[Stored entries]
--- START ---

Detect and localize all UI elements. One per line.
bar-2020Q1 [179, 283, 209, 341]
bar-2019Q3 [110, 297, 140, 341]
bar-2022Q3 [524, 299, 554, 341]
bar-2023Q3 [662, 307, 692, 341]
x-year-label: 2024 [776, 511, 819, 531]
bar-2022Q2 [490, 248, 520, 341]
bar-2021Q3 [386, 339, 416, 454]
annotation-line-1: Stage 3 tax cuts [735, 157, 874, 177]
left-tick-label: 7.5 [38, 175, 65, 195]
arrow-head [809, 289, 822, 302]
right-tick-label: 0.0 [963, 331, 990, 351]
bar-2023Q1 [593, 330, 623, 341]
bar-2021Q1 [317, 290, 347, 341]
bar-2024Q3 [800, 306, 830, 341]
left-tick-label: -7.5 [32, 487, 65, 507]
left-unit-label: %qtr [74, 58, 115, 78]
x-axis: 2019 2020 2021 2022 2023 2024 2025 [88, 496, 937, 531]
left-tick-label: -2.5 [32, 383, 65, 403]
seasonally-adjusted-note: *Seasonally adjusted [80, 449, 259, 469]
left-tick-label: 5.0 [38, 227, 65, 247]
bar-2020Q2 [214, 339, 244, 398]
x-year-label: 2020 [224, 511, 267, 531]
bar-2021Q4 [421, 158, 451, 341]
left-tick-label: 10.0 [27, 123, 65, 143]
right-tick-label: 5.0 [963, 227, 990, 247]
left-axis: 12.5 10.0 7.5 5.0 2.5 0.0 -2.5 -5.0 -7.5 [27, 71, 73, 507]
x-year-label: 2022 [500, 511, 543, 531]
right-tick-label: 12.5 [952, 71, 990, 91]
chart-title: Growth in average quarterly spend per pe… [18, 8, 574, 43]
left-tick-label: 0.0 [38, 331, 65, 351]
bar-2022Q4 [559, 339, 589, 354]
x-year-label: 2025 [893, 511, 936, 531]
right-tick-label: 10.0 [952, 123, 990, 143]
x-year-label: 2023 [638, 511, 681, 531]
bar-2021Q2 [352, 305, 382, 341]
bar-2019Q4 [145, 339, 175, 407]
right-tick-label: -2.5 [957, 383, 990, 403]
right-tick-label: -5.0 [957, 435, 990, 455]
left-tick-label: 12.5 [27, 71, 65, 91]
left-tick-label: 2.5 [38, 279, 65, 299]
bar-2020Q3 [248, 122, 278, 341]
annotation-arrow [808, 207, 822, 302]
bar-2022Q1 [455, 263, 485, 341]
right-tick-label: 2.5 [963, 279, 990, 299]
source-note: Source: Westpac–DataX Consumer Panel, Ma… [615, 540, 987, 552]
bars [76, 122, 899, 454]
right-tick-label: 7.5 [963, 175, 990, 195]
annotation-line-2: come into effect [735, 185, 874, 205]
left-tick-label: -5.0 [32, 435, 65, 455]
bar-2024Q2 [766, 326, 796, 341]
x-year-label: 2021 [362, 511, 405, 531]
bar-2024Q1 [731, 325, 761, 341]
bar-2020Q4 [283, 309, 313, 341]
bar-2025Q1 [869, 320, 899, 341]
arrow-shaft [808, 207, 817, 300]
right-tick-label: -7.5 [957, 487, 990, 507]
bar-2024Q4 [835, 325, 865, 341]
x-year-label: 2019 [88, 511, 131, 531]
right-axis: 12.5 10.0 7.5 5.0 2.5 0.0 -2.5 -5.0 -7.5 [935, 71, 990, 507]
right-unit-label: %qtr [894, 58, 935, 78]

--- END ---

**Short exercise:**
Number every line of the records above as a list, skipping any blank lines.

**Complete response:**
1. Detect and localize all UI elements. One per line.
2. bar-2020Q1 [179, 283, 209, 341]
3. bar-2019Q3 [110, 297, 140, 341]
4. bar-2022Q3 [524, 299, 554, 341]
5. bar-2023Q3 [662, 307, 692, 341]
6. x-year-label: 2024 [776, 511, 819, 531]
7. bar-2022Q2 [490, 248, 520, 341]
8. bar-2021Q3 [386, 339, 416, 454]
9. annotation-line-1: Stage 3 tax cuts [735, 157, 874, 177]
10. left-tick-label: 7.5 [38, 175, 65, 195]
11. arrow-head [809, 289, 822, 302]
12. right-tick-label: 0.0 [963, 331, 990, 351]
13. bar-2023Q1 [593, 330, 623, 341]
14. bar-2021Q1 [317, 290, 347, 341]
15. bar-2024Q3 [800, 306, 830, 341]
16. left-tick-label: -7.5 [32, 487, 65, 507]
17. left-unit-label: %qtr [74, 58, 115, 78]
18. x-axis: 2019 2020 2021 2022 2023 2024 2025 [88, 496, 937, 531]
19. left-tick-label: -2.5 [32, 383, 65, 403]
20. seasonally-adjusted-note: *Seasonally adjusted [80, 449, 259, 469]
21. left-tick-label: 5.0 [38, 227, 65, 247]
22. bar-2020Q2 [214, 339, 244, 398]
23. x-year-label: 2020 [224, 511, 267, 531]
24. bar-2021Q4 [421, 158, 451, 341]
25. left-tick-label: 10.0 [27, 123, 65, 143]
26. right-tick-label: 5.0 [963, 227, 990, 247]
27. left-axis: 12.5 10.0 7.5 5.0 2.5 0.0 -2.5 -5.0 -7.5 [27, 71, 73, 507]
28. x-year-label: 2022 [500, 511, 543, 531]
29. right-tick-label: 12.5 [952, 71, 990, 91]
30. chart-title: Growth in average quarterly spend per pe… [18, 8, 574, 43]
31. left-tick-label: 0.0 [38, 331, 65, 351]
32. bar-2022Q4 [559, 339, 589, 354]
33. x-year-label: 2025 [893, 511, 936, 531]
34. right-tick-label: 10.0 [952, 123, 990, 143]
35. x-year-label: 2023 [638, 511, 681, 531]
36. bar-2021Q2 [352, 305, 382, 341]
37. bar-2019Q4 [145, 339, 175, 407]
38. right-tick-label: -2.5 [957, 383, 990, 403]
39. right-tick-label: -5.0 [957, 435, 990, 455]
40. left-tick-label: 12.5 [27, 71, 65, 91]
41. left-tick-label: 2.5 [38, 279, 65, 299]
42. bar-2020Q3 [248, 122, 278, 341]
43. annotation-arrow [808, 207, 822, 302]
44. bar-2022Q1 [455, 263, 485, 341]
45. right-tick-label: 2.5 [963, 279, 990, 299]
46. source-note: Source: Westpac–DataX Consumer Panel, Ma… [615, 540, 987, 552]
47. bars [76, 122, 899, 454]
48. right-tick-label: 7.5 [963, 175, 990, 195]
49. annotation-line-2: come into effect [735, 185, 874, 205]
50. left-tick-label: -5.0 [32, 435, 65, 455]
51. bar-2024Q2 [766, 326, 796, 341]
52. x-year-label: 2021 [362, 511, 405, 531]
53. bar-2024Q1 [731, 325, 761, 341]
54. bar-2020Q4 [283, 309, 313, 341]
55. bar-2025Q1 [869, 320, 899, 341]
56. arrow-shaft [808, 207, 817, 300]
57. right-tick-label: -7.5 [957, 487, 990, 507]
58. bar-2024Q4 [835, 325, 865, 341]
59. x-year-label: 2019 [88, 511, 131, 531]
60. right-axis: 12.5 10.0 7.5 5.0 2.5 0.0 -2.5 -5.0 -7.5 [935, 71, 990, 507]
61. right-unit-label: %qtr [894, 58, 935, 78]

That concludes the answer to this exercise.